Of all the lines in the data below, how many contain "wallpaper"? Report that number alone.

------------------------

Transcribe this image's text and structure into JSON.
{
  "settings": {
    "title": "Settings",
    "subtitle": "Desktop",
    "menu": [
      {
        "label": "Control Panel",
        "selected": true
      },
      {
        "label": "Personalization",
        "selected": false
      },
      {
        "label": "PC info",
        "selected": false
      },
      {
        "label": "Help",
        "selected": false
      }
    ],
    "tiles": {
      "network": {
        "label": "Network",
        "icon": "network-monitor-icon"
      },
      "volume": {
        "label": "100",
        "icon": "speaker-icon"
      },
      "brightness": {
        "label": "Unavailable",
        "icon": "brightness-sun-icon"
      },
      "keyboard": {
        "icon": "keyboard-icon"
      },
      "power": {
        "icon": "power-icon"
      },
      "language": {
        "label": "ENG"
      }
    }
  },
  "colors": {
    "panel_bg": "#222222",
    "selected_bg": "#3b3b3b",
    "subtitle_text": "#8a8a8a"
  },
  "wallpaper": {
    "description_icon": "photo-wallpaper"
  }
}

------------------------

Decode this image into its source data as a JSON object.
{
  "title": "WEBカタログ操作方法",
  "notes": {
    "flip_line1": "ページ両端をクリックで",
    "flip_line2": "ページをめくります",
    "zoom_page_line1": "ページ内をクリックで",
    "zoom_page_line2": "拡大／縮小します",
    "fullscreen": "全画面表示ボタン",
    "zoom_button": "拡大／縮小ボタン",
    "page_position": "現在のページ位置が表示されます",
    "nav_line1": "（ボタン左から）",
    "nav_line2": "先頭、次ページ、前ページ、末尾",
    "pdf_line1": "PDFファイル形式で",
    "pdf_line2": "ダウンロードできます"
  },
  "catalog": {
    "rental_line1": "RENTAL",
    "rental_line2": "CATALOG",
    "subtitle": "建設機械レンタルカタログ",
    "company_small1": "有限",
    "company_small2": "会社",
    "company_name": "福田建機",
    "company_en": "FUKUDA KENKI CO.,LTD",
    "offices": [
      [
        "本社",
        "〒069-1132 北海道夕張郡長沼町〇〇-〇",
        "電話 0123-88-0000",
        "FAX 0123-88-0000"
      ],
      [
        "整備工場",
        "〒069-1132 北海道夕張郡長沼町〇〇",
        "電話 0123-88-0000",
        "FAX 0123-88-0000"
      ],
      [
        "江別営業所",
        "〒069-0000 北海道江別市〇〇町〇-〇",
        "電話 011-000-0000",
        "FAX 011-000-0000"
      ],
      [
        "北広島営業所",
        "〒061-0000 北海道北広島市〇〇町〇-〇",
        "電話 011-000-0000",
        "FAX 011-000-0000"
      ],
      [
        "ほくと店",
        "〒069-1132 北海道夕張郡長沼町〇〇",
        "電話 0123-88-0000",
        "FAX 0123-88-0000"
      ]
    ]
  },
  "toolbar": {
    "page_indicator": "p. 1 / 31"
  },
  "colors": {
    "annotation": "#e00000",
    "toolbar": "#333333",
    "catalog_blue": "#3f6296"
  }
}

------------------------

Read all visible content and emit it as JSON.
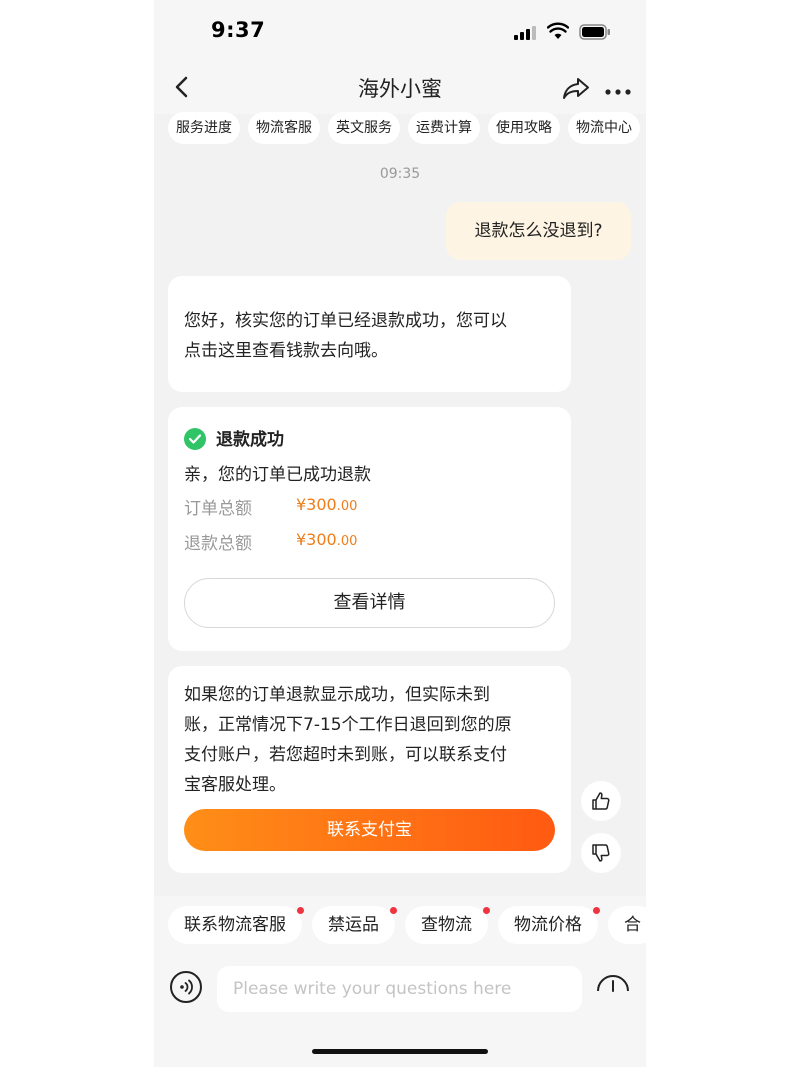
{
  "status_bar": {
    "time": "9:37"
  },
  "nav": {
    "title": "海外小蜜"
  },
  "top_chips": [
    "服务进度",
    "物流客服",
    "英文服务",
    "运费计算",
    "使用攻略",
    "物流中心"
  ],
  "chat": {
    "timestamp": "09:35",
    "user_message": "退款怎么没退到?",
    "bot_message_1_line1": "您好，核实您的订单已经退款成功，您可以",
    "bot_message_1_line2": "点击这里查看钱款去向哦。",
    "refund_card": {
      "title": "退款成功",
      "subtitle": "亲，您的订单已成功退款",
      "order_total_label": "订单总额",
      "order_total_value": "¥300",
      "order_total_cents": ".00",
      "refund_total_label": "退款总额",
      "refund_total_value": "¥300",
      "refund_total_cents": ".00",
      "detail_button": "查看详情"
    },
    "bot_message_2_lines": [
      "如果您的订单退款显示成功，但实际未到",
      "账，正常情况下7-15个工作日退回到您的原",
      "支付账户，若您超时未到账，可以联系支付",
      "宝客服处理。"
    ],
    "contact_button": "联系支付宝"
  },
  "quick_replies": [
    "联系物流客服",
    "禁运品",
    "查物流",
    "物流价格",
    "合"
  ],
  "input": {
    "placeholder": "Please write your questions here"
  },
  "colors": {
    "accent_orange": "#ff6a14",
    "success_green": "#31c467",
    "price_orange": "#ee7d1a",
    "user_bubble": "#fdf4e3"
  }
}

------------------------

• [Output for this exercise] 2